(Box annotation data)
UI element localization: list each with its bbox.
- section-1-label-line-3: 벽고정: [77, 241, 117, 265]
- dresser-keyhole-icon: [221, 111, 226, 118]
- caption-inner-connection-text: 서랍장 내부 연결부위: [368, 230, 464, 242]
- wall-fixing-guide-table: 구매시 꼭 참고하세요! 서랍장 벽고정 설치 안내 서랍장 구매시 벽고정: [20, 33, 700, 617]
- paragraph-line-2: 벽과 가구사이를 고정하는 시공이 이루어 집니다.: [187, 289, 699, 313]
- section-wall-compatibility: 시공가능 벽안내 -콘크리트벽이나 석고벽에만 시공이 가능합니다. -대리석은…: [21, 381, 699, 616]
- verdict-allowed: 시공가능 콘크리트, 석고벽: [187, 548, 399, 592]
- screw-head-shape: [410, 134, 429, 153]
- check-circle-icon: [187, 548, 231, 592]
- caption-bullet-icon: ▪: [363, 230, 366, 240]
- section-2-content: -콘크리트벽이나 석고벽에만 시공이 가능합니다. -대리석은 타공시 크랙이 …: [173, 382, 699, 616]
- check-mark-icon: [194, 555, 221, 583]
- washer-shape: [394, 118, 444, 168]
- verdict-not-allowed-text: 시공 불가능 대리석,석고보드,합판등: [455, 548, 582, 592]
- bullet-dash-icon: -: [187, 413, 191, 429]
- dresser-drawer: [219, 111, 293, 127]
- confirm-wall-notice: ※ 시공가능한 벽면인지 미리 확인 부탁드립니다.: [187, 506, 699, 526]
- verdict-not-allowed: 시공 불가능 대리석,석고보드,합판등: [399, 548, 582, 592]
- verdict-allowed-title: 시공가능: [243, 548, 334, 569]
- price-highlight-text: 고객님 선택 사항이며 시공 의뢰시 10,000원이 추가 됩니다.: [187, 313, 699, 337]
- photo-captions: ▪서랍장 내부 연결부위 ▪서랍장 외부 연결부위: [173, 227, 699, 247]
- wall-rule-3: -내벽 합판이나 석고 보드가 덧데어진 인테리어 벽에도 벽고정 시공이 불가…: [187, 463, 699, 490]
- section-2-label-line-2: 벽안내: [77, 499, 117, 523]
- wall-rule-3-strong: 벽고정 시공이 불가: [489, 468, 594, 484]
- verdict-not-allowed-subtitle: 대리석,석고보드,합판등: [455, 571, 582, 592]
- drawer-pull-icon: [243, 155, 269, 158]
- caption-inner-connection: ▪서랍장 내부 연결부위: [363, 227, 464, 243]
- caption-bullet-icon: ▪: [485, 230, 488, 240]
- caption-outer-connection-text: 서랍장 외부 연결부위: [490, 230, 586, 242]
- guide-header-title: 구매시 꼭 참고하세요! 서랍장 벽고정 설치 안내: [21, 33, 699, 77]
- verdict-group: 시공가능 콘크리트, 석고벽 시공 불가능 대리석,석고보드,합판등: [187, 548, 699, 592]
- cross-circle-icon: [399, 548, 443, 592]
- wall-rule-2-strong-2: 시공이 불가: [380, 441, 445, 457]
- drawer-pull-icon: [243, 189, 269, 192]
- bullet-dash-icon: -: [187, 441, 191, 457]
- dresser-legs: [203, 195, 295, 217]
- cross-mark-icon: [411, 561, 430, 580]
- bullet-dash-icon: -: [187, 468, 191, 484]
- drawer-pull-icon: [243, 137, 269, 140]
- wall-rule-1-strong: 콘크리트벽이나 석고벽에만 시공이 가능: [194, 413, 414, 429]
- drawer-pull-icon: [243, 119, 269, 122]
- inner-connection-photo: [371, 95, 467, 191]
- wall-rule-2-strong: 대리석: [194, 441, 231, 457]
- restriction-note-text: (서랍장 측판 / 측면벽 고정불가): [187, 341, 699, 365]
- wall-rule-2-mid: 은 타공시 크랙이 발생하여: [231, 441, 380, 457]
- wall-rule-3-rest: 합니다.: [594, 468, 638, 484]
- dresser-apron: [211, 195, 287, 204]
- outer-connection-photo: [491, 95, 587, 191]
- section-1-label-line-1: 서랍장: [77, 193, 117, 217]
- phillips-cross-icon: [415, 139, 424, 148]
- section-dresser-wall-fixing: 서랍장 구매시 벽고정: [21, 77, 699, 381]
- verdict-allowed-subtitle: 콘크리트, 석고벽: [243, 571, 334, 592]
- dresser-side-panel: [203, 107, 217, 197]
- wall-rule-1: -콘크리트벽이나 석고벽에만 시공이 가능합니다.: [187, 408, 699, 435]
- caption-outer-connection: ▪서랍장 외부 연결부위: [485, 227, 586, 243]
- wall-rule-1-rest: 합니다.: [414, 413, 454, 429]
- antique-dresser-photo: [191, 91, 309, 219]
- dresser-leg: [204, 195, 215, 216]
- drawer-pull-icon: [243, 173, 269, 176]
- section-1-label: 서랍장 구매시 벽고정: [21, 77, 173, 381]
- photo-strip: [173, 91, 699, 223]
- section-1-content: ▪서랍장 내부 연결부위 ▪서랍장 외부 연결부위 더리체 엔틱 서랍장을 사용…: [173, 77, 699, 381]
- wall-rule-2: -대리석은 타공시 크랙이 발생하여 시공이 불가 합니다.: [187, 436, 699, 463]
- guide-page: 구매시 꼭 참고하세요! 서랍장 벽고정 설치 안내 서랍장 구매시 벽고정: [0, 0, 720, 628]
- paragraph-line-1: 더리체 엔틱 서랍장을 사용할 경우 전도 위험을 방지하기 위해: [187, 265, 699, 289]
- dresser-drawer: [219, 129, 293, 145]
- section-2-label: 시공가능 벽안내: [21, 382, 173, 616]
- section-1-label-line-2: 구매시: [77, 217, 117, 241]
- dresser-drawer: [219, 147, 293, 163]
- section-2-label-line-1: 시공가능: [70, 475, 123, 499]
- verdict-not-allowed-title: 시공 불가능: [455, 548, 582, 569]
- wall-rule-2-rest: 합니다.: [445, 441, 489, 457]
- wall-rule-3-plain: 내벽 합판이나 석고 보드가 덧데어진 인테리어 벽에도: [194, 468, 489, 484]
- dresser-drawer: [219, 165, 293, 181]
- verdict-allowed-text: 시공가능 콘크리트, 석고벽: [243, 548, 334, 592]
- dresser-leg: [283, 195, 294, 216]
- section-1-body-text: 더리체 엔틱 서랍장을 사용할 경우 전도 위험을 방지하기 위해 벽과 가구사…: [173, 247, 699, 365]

● **TO DO**:
Copy all of the items above exactly as they appear, line for line.

● **CORRECT RESPONSE**:
UI element localization: list each with its bbox.
- section-1-label-line-3: 벽고정: [77, 241, 117, 265]
- dresser-keyhole-icon: [221, 111, 226, 118]
- caption-inner-connection-text: 서랍장 내부 연결부위: [368, 230, 464, 242]
- wall-fixing-guide-table: 구매시 꼭 참고하세요! 서랍장 벽고정 설치 안내 서랍장 구매시 벽고정: [20, 33, 700, 617]
- paragraph-line-2: 벽과 가구사이를 고정하는 시공이 이루어 집니다.: [187, 289, 699, 313]
- section-wall-compatibility: 시공가능 벽안내 -콘크리트벽이나 석고벽에만 시공이 가능합니다. -대리석은…: [21, 381, 699, 616]
- verdict-allowed: 시공가능 콘크리트, 석고벽: [187, 548, 399, 592]
- screw-head-shape: [410, 134, 429, 153]
- check-circle-icon: [187, 548, 231, 592]
- caption-bullet-icon: ▪: [363, 230, 366, 240]
- section-2-content: -콘크리트벽이나 석고벽에만 시공이 가능합니다. -대리석은 타공시 크랙이 …: [173, 382, 699, 616]
- check-mark-icon: [194, 555, 221, 583]
- washer-shape: [394, 118, 444, 168]
- verdict-not-allowed-text: 시공 불가능 대리석,석고보드,합판등: [455, 548, 582, 592]
- bullet-dash-icon: -: [187, 413, 191, 429]
- dresser-drawer: [219, 111, 293, 127]
- confirm-wall-notice: ※ 시공가능한 벽면인지 미리 확인 부탁드립니다.: [187, 506, 699, 526]
- verdict-not-allowed: 시공 불가능 대리석,석고보드,합판등: [399, 548, 582, 592]
- verdict-allowed-title: 시공가능: [243, 548, 334, 569]
- price-highlight-text: 고객님 선택 사항이며 시공 의뢰시 10,000원이 추가 됩니다.: [187, 313, 699, 337]
- photo-captions: ▪서랍장 내부 연결부위 ▪서랍장 외부 연결부위: [173, 227, 699, 247]
- wall-rule-3: -내벽 합판이나 석고 보드가 덧데어진 인테리어 벽에도 벽고정 시공이 불가…: [187, 463, 699, 490]
- section-2-label-line-2: 벽안내: [77, 499, 117, 523]
- wall-rule-3-strong: 벽고정 시공이 불가: [489, 468, 594, 484]
- verdict-not-allowed-subtitle: 대리석,석고보드,합판등: [455, 571, 582, 592]
- drawer-pull-icon: [243, 155, 269, 158]
- caption-inner-connection: ▪서랍장 내부 연결부위: [363, 227, 464, 243]
- caption-bullet-icon: ▪: [485, 230, 488, 240]
- caption-outer-connection-text: 서랍장 외부 연결부위: [490, 230, 586, 242]
- guide-header-title: 구매시 꼭 참고하세요! 서랍장 벽고정 설치 안내: [21, 33, 699, 77]
- verdict-group: 시공가능 콘크리트, 석고벽 시공 불가능 대리석,석고보드,합판등: [187, 548, 699, 592]
- cross-circle-icon: [399, 548, 443, 592]
- wall-rule-2-strong-2: 시공이 불가: [380, 441, 445, 457]
- drawer-pull-icon: [243, 189, 269, 192]
- bullet-dash-icon: -: [187, 441, 191, 457]
- dresser-legs: [203, 195, 295, 217]
- cross-mark-icon: [411, 561, 430, 580]
- bullet-dash-icon: -: [187, 468, 191, 484]
- drawer-pull-icon: [243, 137, 269, 140]
- wall-rule-1-strong: 콘크리트벽이나 석고벽에만 시공이 가능: [194, 413, 414, 429]
- drawer-pull-icon: [243, 119, 269, 122]
- inner-connection-photo: [371, 95, 467, 191]
- wall-rule-2-strong: 대리석: [194, 441, 231, 457]
- restriction-note-text: (서랍장 측판 / 측면벽 고정불가): [187, 341, 699, 365]
- wall-rule-2-mid: 은 타공시 크랙이 발생하여: [231, 441, 380, 457]
- wall-rule-3-rest: 합니다.: [594, 468, 638, 484]
- dresser-apron: [211, 195, 287, 204]
- outer-connection-photo: [491, 95, 587, 191]
- section-1-label-line-1: 서랍장: [77, 193, 117, 217]
- phillips-cross-icon: [415, 139, 424, 148]
- section-dresser-wall-fixing: 서랍장 구매시 벽고정: [21, 77, 699, 381]
- verdict-allowed-subtitle: 콘크리트, 석고벽: [243, 571, 334, 592]
- dresser-side-panel: [203, 107, 217, 197]
- wall-rule-1: -콘크리트벽이나 석고벽에만 시공이 가능합니다.: [187, 408, 699, 435]
- caption-outer-connection: ▪서랍장 외부 연결부위: [485, 227, 586, 243]
- wall-rule-1-rest: 합니다.: [414, 413, 454, 429]
- antique-dresser-photo: [191, 91, 309, 219]
- dresser-leg: [204, 195, 215, 216]
- drawer-pull-icon: [243, 173, 269, 176]
- section-1-label: 서랍장 구매시 벽고정: [21, 77, 173, 381]
- photo-strip: [173, 91, 699, 223]
- section-1-content: ▪서랍장 내부 연결부위 ▪서랍장 외부 연결부위 더리체 엔틱 서랍장을 사용…: [173, 77, 699, 381]
- wall-rule-2: -대리석은 타공시 크랙이 발생하여 시공이 불가 합니다.: [187, 436, 699, 463]
- guide-page: 구매시 꼭 참고하세요! 서랍장 벽고정 설치 안내 서랍장 구매시 벽고정: [0, 0, 720, 628]
- paragraph-line-1: 더리체 엔틱 서랍장을 사용할 경우 전도 위험을 방지하기 위해: [187, 265, 699, 289]
- dresser-drawer: [219, 129, 293, 145]
- section-2-label: 시공가능 벽안내: [21, 382, 173, 616]
- section-1-label-line-2: 구매시: [77, 217, 117, 241]
- dresser-drawer: [219, 147, 293, 163]
- section-2-label-line-1: 시공가능: [70, 475, 123, 499]
- verdict-not-allowed-title: 시공 불가능: [455, 548, 582, 569]
- wall-rule-2-rest: 합니다.: [445, 441, 489, 457]
- wall-rule-3-plain: 내벽 합판이나 석고 보드가 덧데어진 인테리어 벽에도: [194, 468, 489, 484]
- dresser-drawer: [219, 165, 293, 181]
- verdict-allowed-text: 시공가능 콘크리트, 석고벽: [243, 548, 334, 592]
- dresser-leg: [283, 195, 294, 216]
- section-1-body-text: 더리체 엔틱 서랍장을 사용할 경우 전도 위험을 방지하기 위해 벽과 가구사…: [173, 247, 699, 365]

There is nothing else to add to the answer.